### Stated goal
Wherever the word "أردت" appears in the entries, copy the whole line.

### Extracted records
--- --- ---

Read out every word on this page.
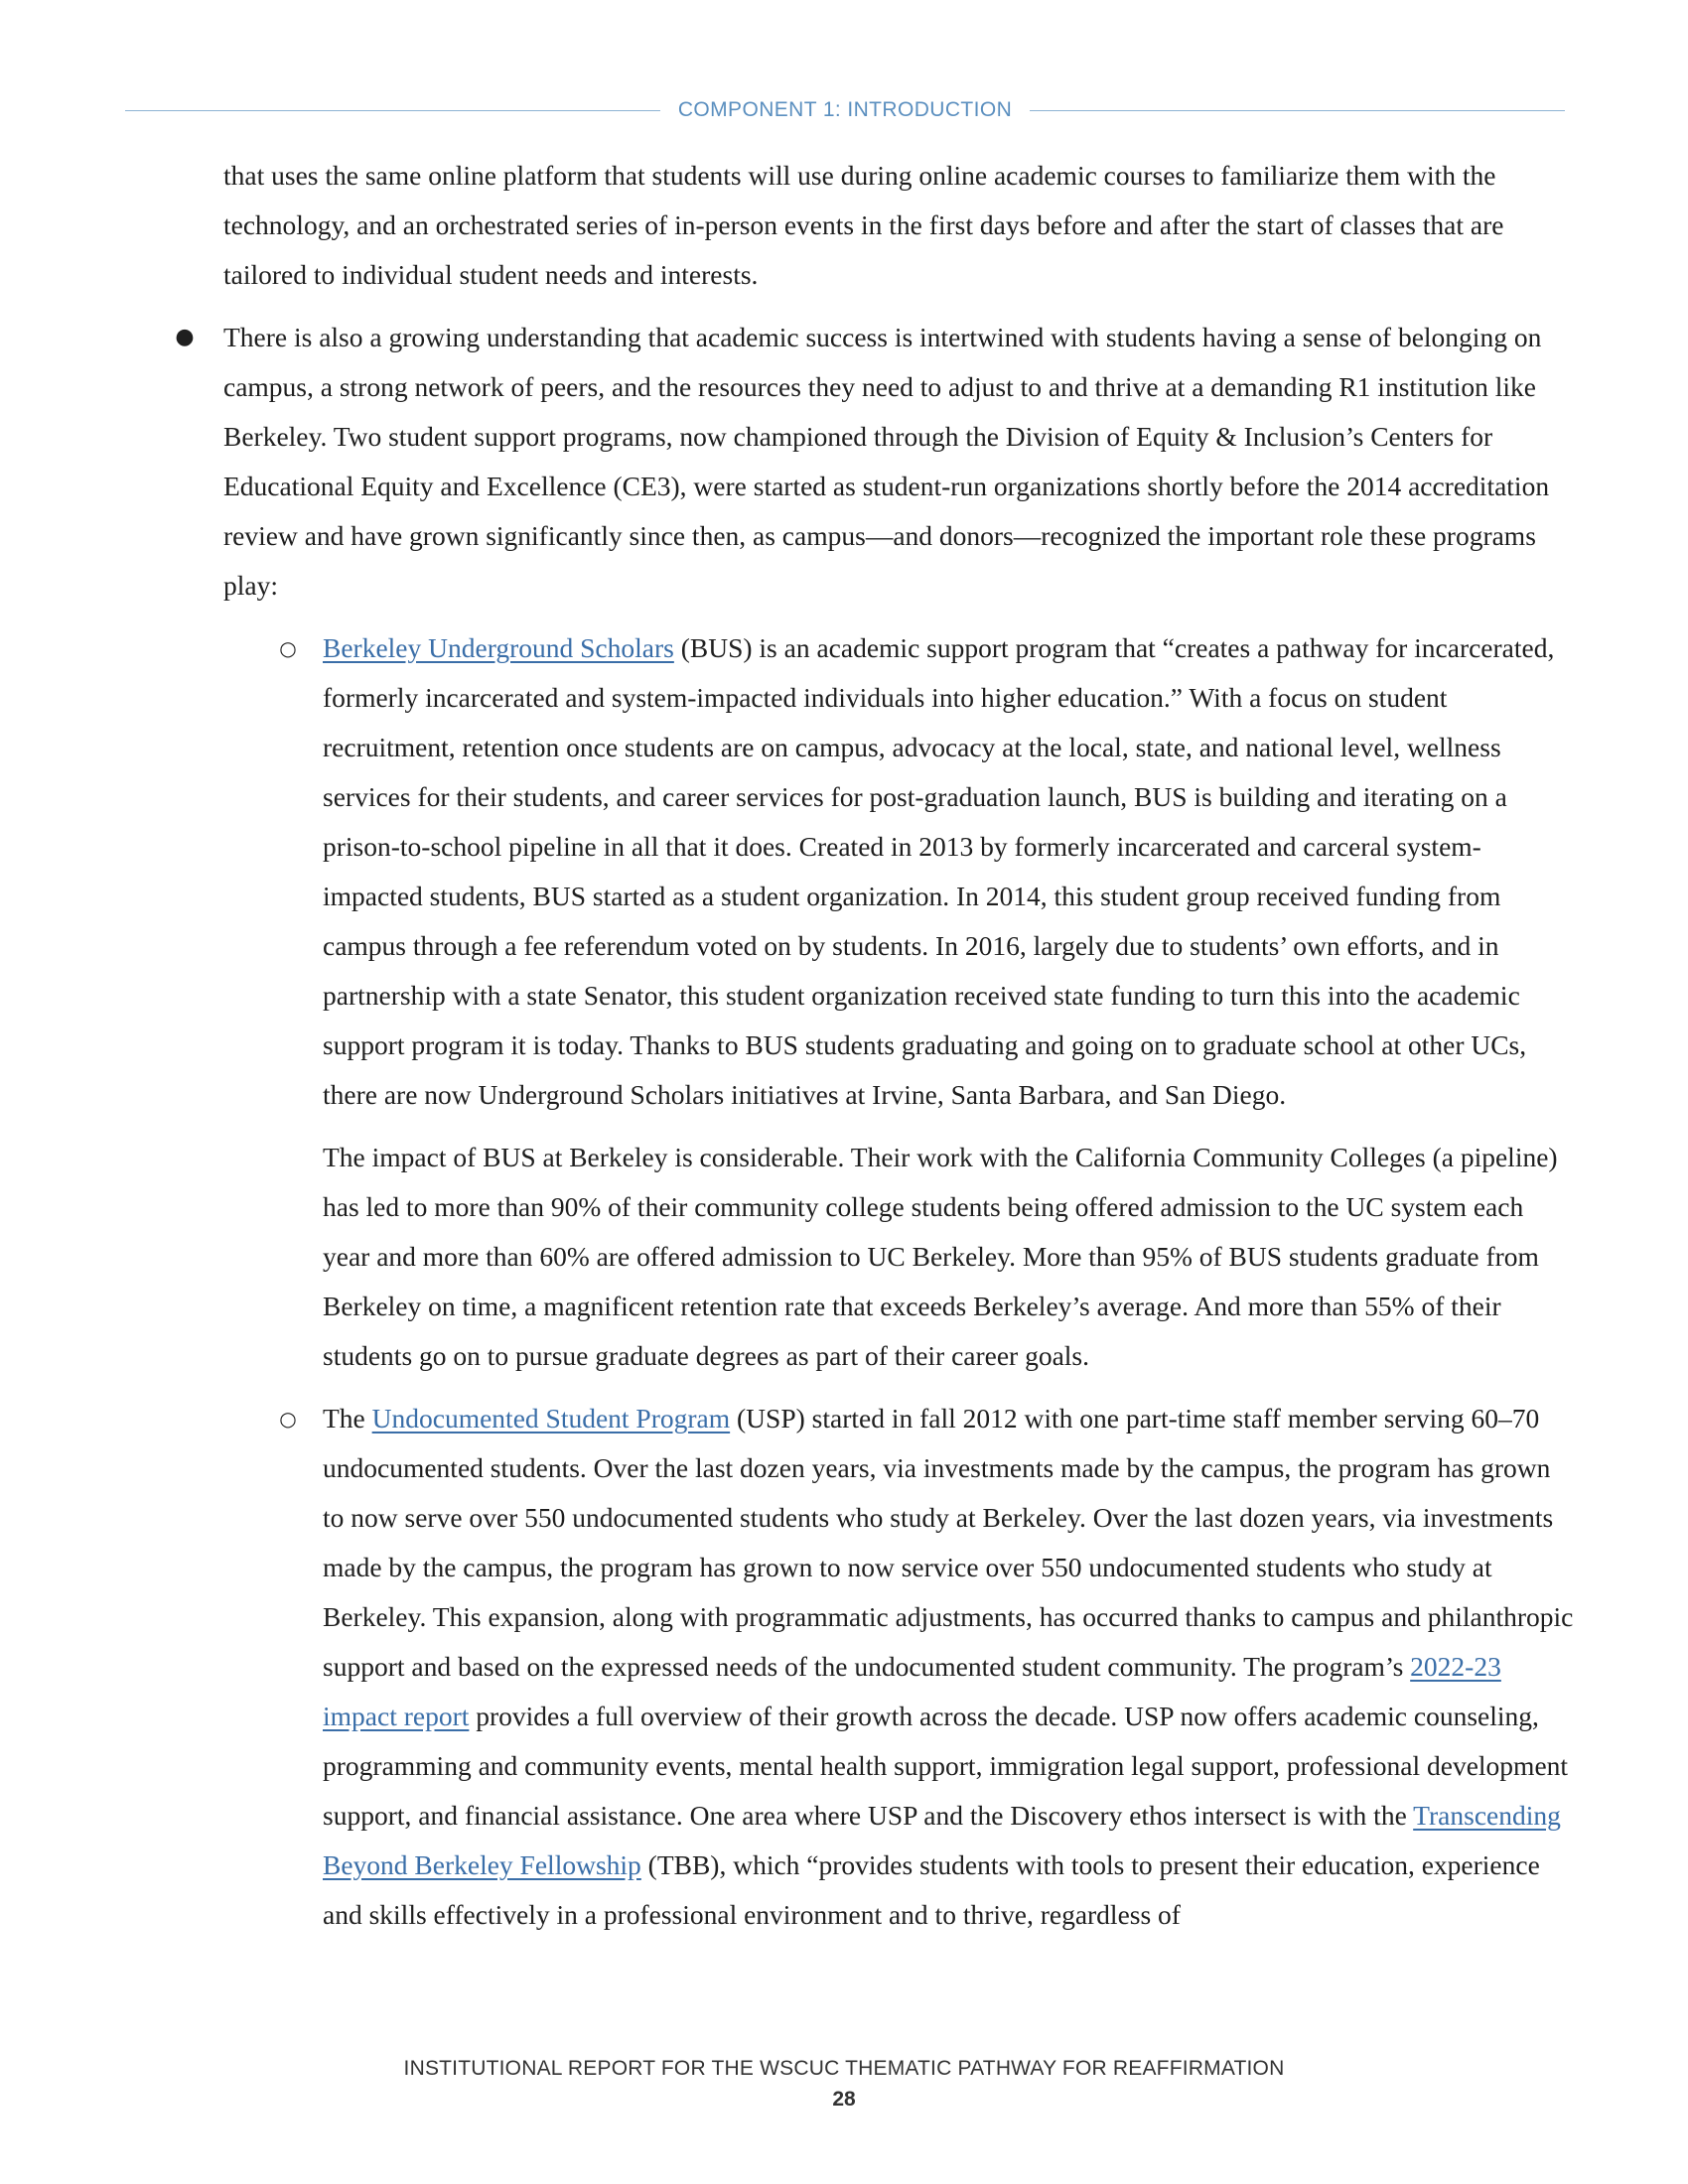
COMPONENT 1: INTRODUCTION

that uses the same online platform that students will use during online academic courses to familiarize them with the technology, and an orchestrated series of in-person events in the first days before and after the start of classes that are tailored to individual student needs and interests.

● There is also a growing understanding that academic success is intertwined with students having a sense of belonging on campus, a strong network of peers, and the resources they need to adjust to and thrive at a demanding R1 institution like Berkeley. Two student support programs, now championed through the Division of Equity & Inclusion’s Centers for Educational Equity and Excellence (CE3), were started as student-run organizations shortly before the 2014 accreditation review and have grown significantly since then, as campus—and donors—recognized the important role these programs play:

○ Berkeley Underground Scholars (BUS) is an academic support program that “creates a pathway for incarcerated, formerly incarcerated and system-impacted individuals into higher education.” With a focus on student recruitment, retention once students are on campus, advocacy at the local, state, and national level, wellness services for their students, and career services for post-graduation launch, BUS is building and iterating on a prison-to-school pipeline in all that it does. Created in 2013 by formerly incarcerated and carceral system-impacted students, BUS started as a student organization. In 2014, this student group received funding from campus through a fee referendum voted on by students. In 2016, largely due to students’ own efforts, and in partnership with a state Senator, this student organization received state funding to turn this into the academic support program it is today. Thanks to BUS students graduating and going on to graduate school at other UCs, there are now Underground Scholars initiatives at Irvine, Santa Barbara, and San Diego.

The impact of BUS at Berkeley is considerable. Their work with the California Community Colleges (a pipeline) has led to more than 90% of their community college students being offered admission to the UC system each year and more than 60% are offered admission to UC Berkeley. More than 95% of BUS students graduate from Berkeley on time, a magnificent retention rate that exceeds Berkeley’s average. And more than 55% of their students go on to pursue graduate degrees as part of their career goals.

○ The Undocumented Student Program (USP) started in fall 2012 with one part-time staff member serving 60–70 undocumented students. Over the last dozen years, via investments made by the campus, the program has grown to now serve over 550 undocumented students who study at Berkeley. Over the last dozen years, via investments made by the campus, the program has grown to now service over 550 undocumented students who study at Berkeley. This expansion, along with programmatic adjustments, has occurred thanks to campus and philanthropic support and based on the expressed needs of the undocumented student community. The program’s 2022-23 impact report provides a full overview of their growth across the decade. USP now offers academic counseling, programming and community events, mental health support, immigration legal support, professional development support, and financial assistance. One area where USP and the Discovery ethos intersect is with the Transcending Beyond Berkeley Fellowship (TBB), which “provides students with tools to present their education, experience and skills effectively in a professional environment and to thrive, regardless of

INSTITUTIONAL REPORT FOR THE WSCUC THEMATIC PATHWAY FOR REAFFIRMATION
28
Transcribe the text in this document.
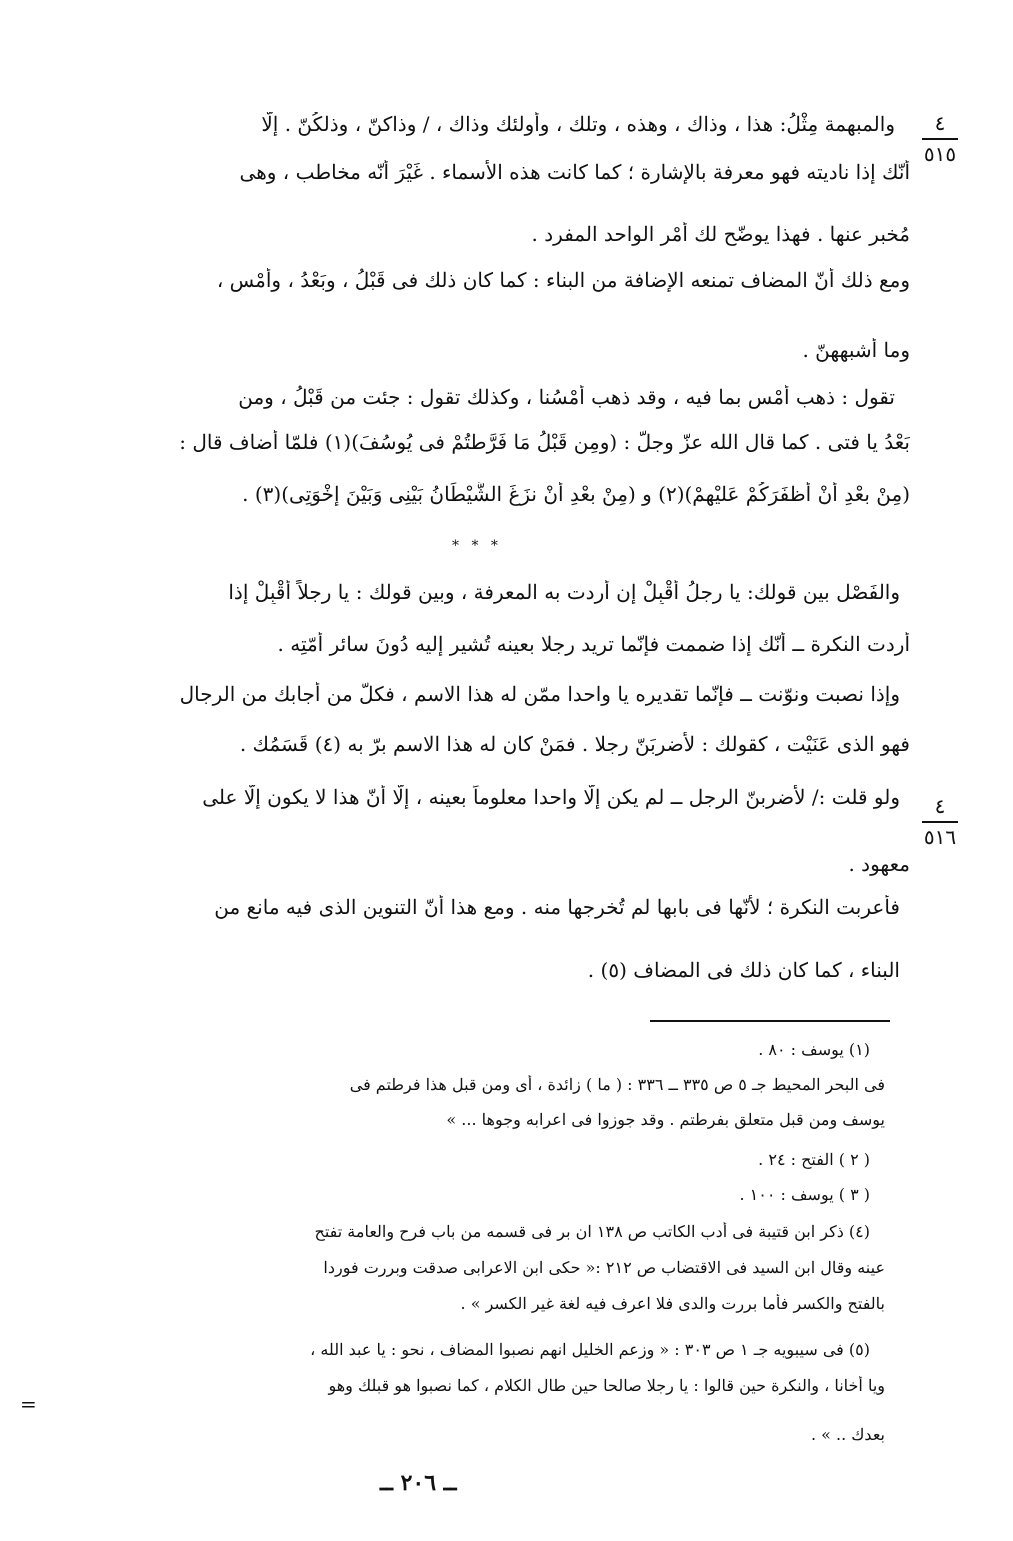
٤
٥١٥
٤
٥١٦
والمبهمة مِثْلُ: هذا ، وذاك ، وهذه ، وتلك ، وأُولئك وذاك ، / وذاكنّ ، وذلكُنّ . إلّا
أنّك إذا ناديته فهو معرفة بالإشارة ؛ كما كانت هذه الأسماء . غَيْرَ أنّه مخاطب ، وهى
مُخبر عنها . فهذا يوضّح لك أَمْر الواحد المفرد .
ومع ذلك أنّ المضاف تمنعه الإضافة من البناء : كما كان ذلك فى قَبْلُ ، وبَعْدُ ، وأَمْسِ ،
وما أشبههنّ .
تقول : ذهب أَمْسِ بما فيه ، وقد ذهب أَمْسُنا ، وكذلك تقول : جئت من قَبْلُ ، ومن
بَعْدُ يا فتى . كما قال الله عزّ وجلّ : (ومِن قَبْلُ مَا فَرَّطتُمْ فى يُوسُفَ)(١) فلمّا أضاف قال :
(مِنْ بعْدِ أَنْ أظفَرَكُمْ عَليْهِمْ)(٢) و (مِنْ بعْدِ أَنْ نزَغَ الشَّيْطَانُ بَيْنِى وَبَيْنَ إِخْوَتِى)(٣) .
* * *
والفَصْل بين قولك: يا رجلُ أقْبِلْ إن أردت به المعرفة ، وبين قولك : يا رجلاً أقْبِلْ إذا
أردت النكرة ــ أنّك إذا ضممت فإنّما تريد رجلا بعينه تُشير إليه دُونَ سائر أُمّتِه .
وإذا نصبت ونوّنت ــ فإنّما تقديره يا واحدا ممّن له هذا الاسم ، فكلُّ من أجابك من الرجال
فهو الذى عَنَيْت ، كقولك : لأَضربَنّ رجلا . فمَنْ كان له هذا الاسم برّ به (٤) قَسَمُك .
ولو قلت :/ لأضربنّ الرجل ــ لم يكن إلّا واحدا معلوماً بعينه ، إلّا أنّ هذا لا يكون إلّا على
معهود .
فأعربت النكرة ؛ لأنّها فى بابها لم تُخرجها منه . ومع هذا أنّ التنوين الذى فيه مانع من
البناء ، كما كان ذلك فى المضاف (٥) .
(١) يوسف : ٨٠ .
فى البحر المحيط جـ ٥ ص ٣٣٥ ــ ٣٣٦ : ( ما ) زائدة ، أى ومن قبل هذا فرطتم فى
يوسف ومن قبل متعلق بفرطتم . وقد جوزوا فى اعرابه وجوها ... »
( ٢ ) الفتح : ٢٤ .
( ٣ ) يوسف : ١٠٠ .
(٤) ذكر ابن قتيبة فى أدب الكاتب ص ١٣٨ ان بر فى قسمه من باب فرح والعامة تفتح
عينه وقال ابن السيد فى الاقتضاب ص ٢١٢ :« حكى ابن الاعرابى صدقت وبررت فوردا
بالفتح والكسر فأما بررت والدى فلا اعرف فيه لغة غير الكسر » .
(٥) فى سيبويه جـ ١ ص ٣٠٣ : « وزعم الخليل انهم نصبوا المضاف ، نحو : يا عبد الله ،
ويا أخانا ، والنكرة حين قالوا : يا رجلا صالحا حين طال الكلام ، كما نصبوا هو قبلك وهو
بعدك .. » .
=
ــ ٢٠٦ ــ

--- --- ---

### Expected answer
والفَصْل بين قولك: يا رجلُ أقْبِلْ إن أردت به المعرفة ، وبين قولك : يا رجلاً أقْبِلْ إذا
أردت النكرة ــ أنّك إذا ضممت فإنّما تريد رجلا بعينه تُشير إليه دُونَ سائر أُمّتِه .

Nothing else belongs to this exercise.